§ Task description:
Copy the lines holding the word "Displacement", all of them.
····················
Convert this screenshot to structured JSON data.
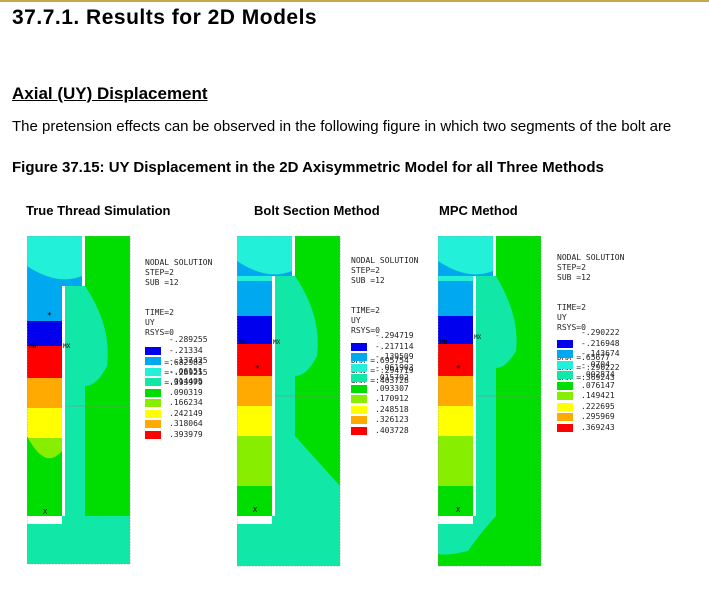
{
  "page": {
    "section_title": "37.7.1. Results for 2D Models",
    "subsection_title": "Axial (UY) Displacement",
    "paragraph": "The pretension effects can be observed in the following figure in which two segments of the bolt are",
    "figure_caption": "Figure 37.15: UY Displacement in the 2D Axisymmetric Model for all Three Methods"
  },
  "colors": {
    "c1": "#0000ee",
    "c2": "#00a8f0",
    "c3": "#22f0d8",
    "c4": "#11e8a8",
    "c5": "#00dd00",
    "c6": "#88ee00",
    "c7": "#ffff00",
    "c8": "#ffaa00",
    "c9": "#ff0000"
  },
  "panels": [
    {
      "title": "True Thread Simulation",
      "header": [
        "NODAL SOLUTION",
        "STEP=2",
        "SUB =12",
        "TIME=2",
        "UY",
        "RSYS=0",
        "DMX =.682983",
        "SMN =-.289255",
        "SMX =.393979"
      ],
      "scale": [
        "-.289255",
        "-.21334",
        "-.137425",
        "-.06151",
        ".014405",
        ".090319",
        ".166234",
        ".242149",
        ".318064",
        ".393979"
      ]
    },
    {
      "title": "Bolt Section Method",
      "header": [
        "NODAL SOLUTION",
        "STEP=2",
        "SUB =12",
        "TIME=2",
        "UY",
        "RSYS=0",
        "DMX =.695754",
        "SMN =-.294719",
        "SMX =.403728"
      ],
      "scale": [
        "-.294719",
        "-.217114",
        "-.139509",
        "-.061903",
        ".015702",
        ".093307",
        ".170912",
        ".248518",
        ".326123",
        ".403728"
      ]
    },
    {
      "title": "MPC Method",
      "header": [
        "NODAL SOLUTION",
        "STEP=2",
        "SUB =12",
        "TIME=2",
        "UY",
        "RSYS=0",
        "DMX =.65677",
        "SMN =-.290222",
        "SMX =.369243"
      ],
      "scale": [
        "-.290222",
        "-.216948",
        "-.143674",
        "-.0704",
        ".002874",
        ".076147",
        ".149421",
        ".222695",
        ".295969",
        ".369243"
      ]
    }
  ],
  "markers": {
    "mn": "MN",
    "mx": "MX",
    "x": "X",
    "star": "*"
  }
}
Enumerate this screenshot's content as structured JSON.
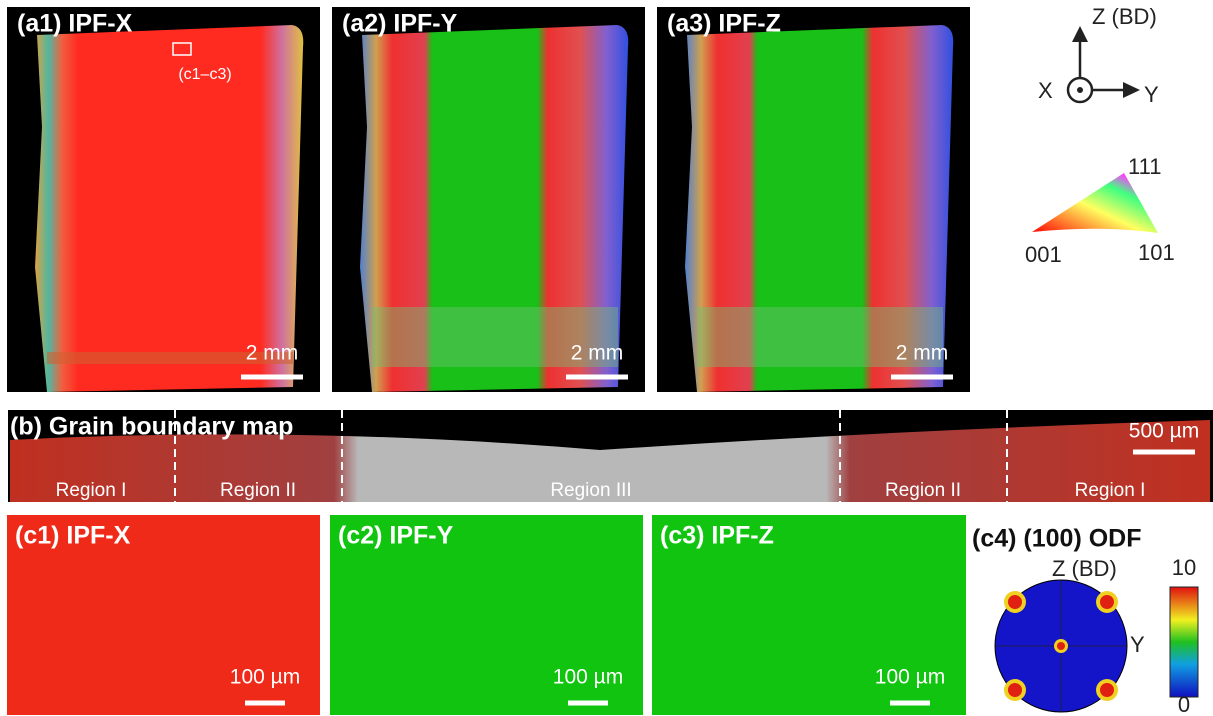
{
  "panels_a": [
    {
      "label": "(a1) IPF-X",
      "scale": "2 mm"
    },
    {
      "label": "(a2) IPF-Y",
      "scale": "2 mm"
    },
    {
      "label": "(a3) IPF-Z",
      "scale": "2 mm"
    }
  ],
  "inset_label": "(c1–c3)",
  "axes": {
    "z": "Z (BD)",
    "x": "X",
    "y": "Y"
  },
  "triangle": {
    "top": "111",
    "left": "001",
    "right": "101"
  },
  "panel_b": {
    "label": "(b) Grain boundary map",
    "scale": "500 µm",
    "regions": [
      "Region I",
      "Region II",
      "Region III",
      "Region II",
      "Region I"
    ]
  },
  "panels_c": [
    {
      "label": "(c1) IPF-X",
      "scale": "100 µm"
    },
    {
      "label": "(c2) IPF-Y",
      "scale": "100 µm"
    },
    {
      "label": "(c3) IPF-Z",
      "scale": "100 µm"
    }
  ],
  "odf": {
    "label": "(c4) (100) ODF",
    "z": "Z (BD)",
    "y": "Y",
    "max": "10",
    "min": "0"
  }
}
····················
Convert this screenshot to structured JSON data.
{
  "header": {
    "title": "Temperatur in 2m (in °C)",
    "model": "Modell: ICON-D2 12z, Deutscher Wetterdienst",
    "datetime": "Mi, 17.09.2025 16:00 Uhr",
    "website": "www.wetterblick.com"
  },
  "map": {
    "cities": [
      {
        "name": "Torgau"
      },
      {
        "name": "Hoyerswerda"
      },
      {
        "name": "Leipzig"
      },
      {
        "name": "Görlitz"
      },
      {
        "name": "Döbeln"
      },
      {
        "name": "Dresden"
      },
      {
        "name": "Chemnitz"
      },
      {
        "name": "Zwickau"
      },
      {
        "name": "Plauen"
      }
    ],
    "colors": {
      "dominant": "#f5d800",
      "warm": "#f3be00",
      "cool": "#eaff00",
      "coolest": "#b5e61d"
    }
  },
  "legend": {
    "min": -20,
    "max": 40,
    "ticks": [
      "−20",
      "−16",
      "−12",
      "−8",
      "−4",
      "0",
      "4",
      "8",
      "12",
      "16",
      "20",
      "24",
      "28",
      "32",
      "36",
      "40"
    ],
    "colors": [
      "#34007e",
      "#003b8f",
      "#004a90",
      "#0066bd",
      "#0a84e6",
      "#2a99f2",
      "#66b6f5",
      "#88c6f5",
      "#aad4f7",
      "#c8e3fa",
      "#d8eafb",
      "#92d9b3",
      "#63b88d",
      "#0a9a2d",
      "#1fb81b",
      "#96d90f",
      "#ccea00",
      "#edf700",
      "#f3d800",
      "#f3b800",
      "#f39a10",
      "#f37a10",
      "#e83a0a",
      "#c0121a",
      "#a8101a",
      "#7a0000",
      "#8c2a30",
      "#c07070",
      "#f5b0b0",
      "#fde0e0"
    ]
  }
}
····················
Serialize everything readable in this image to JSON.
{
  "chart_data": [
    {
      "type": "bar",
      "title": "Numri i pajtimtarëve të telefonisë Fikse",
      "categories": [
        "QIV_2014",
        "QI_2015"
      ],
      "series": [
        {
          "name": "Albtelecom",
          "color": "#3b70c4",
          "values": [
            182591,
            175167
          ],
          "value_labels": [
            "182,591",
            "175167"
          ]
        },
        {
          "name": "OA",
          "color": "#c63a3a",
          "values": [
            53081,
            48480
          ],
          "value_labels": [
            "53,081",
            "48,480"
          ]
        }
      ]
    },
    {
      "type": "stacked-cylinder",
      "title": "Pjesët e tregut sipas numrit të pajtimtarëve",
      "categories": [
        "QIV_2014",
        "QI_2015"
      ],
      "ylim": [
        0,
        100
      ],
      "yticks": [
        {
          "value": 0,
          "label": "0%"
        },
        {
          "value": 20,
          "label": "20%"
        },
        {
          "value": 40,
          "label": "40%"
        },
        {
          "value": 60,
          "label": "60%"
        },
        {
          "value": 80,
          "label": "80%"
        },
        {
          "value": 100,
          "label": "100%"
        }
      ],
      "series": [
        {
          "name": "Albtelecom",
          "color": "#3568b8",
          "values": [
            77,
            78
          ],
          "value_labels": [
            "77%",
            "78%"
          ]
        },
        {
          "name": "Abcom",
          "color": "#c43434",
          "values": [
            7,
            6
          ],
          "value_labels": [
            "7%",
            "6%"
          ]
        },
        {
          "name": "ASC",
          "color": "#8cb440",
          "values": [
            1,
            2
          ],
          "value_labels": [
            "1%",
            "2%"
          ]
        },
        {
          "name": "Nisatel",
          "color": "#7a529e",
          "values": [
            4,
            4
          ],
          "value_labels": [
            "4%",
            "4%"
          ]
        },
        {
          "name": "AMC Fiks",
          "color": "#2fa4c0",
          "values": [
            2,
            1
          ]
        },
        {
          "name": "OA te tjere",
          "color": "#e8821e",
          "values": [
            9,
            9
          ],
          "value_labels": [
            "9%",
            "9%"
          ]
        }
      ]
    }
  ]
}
····················
§ Finished answer:
    "subsection_title": "Axial (UY) Displacement",
    "figure_caption": "Figure 37.15: UY Displacement in the 2D Axisymmetric Model for all Three Methods"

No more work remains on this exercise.